## What this task involves
Repeat each record exactly as written, and drop any images.

═════ Record excerpts ═════

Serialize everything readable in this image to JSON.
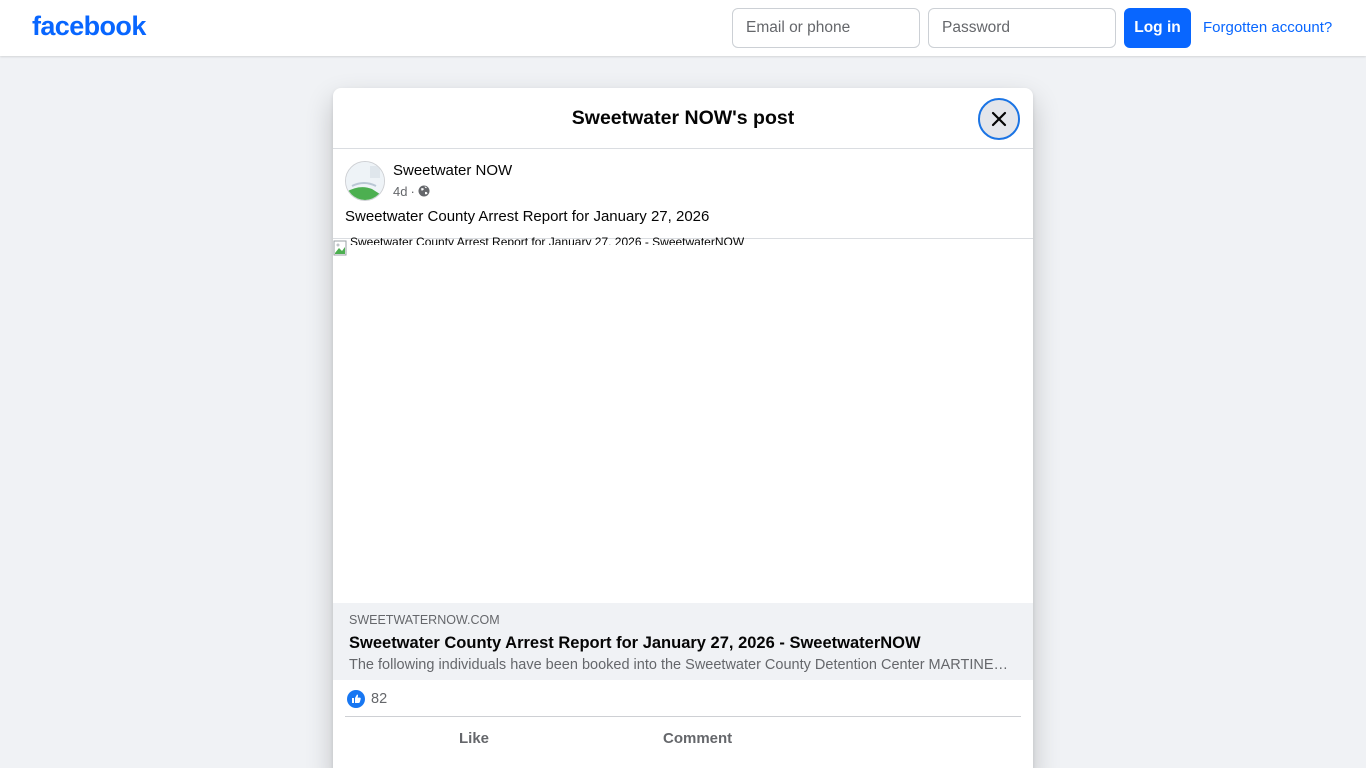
{
  "topbar": {
    "logo": "facebook",
    "email_placeholder": "Email or phone",
    "password_placeholder": "Password",
    "login_label": "Log in",
    "forgot_label": "Forgotten account?"
  },
  "dialog": {
    "title": "Sweetwater NOW's post",
    "close_icon": "close-icon"
  },
  "post": {
    "author": "Sweetwater NOW",
    "time": "4d",
    "separator": "·",
    "audience_icon": "globe-icon",
    "text": "Sweetwater County Arrest Report for January 27, 2026",
    "image_alt": "Sweetwater County Arrest Report for January 27, 2026 - SweetwaterNOW",
    "link": {
      "domain": "SWEETWATERNOW.COM",
      "title": "Sweetwater County Arrest Report for January 27, 2026 - SweetwaterNOW",
      "description": "The following individuals have been booked into the Sweetwater County Detention Center MARTINEZ, JOSE ANTONIO"
    },
    "reactions": {
      "icon": "like-badge-icon",
      "count": "82"
    },
    "actions": {
      "like_label": "Like",
      "comment_label": "Comment"
    }
  },
  "colors": {
    "brand": "#0866ff",
    "page_background": "#f0f2f5",
    "secondary_text": "#65676b"
  }
}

═════

## Reply to the exercise
Serialize everything readable in this image to JSON.
{
  "topbar": {
    "logo": "facebook",
    "email_placeholder": "Email or phone",
    "password_placeholder": "Password",
    "login_label": "Log in",
    "forgot_label": "Forgotten account?"
  },
  "dialog": {
    "title": "Sweetwater NOW's post",
    "close_icon": "close-icon"
  },
  "post": {
    "author": "Sweetwater NOW",
    "time": "4d",
    "separator": "·",
    "audience_icon": "globe-icon",
    "text": "Sweetwater County Arrest Report for January 27, 2026",
    "image_alt": "Sweetwater County Arrest Report for January 27, 2026 - SweetwaterNOW",
    "link": {
      "domain": "SWEETWATERNOW.COM",
      "title": "Sweetwater County Arrest Report for January 27, 2026 - SweetwaterNOW",
      "description": "The following individuals have been booked into the Sweetwater County Detention Center MARTINEZ, JOSE ANTONIO"
    },
    "reactions": {
      "icon": "like-badge-icon",
      "count": "82"
    },
    "actions": {
      "like_label": "Like",
      "comment_label": "Comment"
    }
  },
  "colors": {
    "brand": "#0866ff",
    "page_background": "#f0f2f5",
    "secondary_text": "#65676b"
  }
}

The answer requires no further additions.